:: Extract to read ::
As before, we note that $\alpha (x)$ is the norm of a decoupled Rademacher chaos of degree $2$ in a $k$-dimensional Hilbert space, which can be conveniently written as $\alpha (x) = \Vert \sum _{i=1}^n\sum _{j=1}^n \varepsilon _i\varepsilon '_j \mathbf{x}_{ij}\Vert _2$, where

$$\begin{aligned} \mathbf{x}_{ij} = AHP_{\{i\}} H P_{\{j\}} H x. \end{aligned}$$

As in the previous discussion, we bound the invariants of interest $U$ and $V$ as defined in (3.2) and (3.3), respectively. We start by bounding $U$. By definition,

$$\begin{aligned} U&\le \sup _{\mathop {\Vert \mathbf{y}\Vert _2,\Vert \mathbf{\alpha }\Vert _2,\Vert \mathbf{\beta }\Vert _2\le 1}\limits ^{\mathbf{y}, \mathbf{\alpha }, \mathbf{\beta }}} \mathbf{y}^{*}\,\,A D_\mathbf{\alpha }HD_\mathbf{\beta }H x. \end{aligned}$$

(4.2)

Notice now that since $x$ is $s$-sparse by assumption, we have $\Vert x\Vert _1\le \sqrt{s}$ and hence $\Vert Hx\Vert _\infty \le \sqrt{s/n}$ so that

$$\begin{aligned} \Vert D_\mathbf{\beta }Hx\Vert _2 \le \sqrt{s/n} \quad \text{ and } \quad \Vert D_\mathbf{\beta }Hx\Vert _1 \le 1. \end{aligned}$$

The right hand side inequality is due to Cauchy–Schwarz. In turn, this implies

$$\begin{aligned} \Vert HD_\mathbf{\beta }Hx\Vert _\infty \le 1/\sqrt{n} \quad \text{ and } \quad \Vert HD_\mathbf{\beta }Hx\Vert _2 \le \sqrt{s/n}. \end{aligned}$$

Therefore,

$$\begin{aligned} \Vert D_\mathbf{\alpha }HD_\mathbf{\beta }Hx\Vert _2 \le 1/\sqrt{n} \quad \text{ and } \quad \Vert D_\mathbf{\alpha }H D_\mathbf{\beta }Hx\Vert _1 \le \sqrt{s/n}. \end{aligned}$$

(4.3)

Again, the right hand side inequality is due to Cauchy–Schwarz. We need the following simple lemma, see also [19, Lemma 3.1].

:: Raw data ::
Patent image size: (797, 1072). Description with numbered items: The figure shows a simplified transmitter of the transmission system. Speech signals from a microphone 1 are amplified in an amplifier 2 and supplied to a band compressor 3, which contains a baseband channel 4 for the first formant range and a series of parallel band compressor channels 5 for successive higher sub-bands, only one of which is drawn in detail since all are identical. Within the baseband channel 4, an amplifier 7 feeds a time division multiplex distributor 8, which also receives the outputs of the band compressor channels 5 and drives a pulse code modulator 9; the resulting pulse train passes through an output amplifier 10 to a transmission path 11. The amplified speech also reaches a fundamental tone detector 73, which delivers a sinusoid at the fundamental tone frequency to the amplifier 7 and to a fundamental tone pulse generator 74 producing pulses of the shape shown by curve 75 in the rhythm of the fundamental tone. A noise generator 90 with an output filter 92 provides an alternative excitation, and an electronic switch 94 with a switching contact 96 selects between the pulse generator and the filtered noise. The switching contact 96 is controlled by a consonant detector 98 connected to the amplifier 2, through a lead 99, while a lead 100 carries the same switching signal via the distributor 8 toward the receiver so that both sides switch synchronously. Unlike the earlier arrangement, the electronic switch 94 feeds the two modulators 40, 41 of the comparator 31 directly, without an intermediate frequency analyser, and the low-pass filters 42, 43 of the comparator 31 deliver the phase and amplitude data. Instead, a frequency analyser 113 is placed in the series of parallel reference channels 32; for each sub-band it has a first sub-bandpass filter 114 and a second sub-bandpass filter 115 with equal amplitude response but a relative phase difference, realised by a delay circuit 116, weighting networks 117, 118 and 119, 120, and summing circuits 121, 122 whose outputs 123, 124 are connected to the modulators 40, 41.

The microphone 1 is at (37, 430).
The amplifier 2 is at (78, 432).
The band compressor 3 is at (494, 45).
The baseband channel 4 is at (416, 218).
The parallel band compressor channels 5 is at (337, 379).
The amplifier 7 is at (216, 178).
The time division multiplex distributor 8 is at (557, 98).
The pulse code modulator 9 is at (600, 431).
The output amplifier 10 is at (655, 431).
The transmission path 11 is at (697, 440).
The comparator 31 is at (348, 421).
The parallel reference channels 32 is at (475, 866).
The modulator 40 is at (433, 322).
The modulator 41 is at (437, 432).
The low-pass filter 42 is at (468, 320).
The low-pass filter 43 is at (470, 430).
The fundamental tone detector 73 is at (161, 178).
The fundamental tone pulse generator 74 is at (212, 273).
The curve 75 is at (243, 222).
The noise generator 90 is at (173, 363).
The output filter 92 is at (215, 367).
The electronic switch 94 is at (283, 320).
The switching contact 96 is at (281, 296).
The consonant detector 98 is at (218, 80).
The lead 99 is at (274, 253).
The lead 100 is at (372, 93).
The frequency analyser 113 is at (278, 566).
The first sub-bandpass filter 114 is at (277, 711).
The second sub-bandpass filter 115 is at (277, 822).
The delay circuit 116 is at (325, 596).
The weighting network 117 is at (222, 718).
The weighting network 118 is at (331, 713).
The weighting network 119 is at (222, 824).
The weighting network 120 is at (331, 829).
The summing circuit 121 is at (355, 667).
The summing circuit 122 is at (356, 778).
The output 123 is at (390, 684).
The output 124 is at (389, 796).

:: Exercise ::
In the excerpt on bounding U and V, what kind of quantity is α(x) said to be?

:: Solved problem ::
It is the norm of a decoupled Rademacher chaos of degree 2 in a k-dimensional Hilbert space.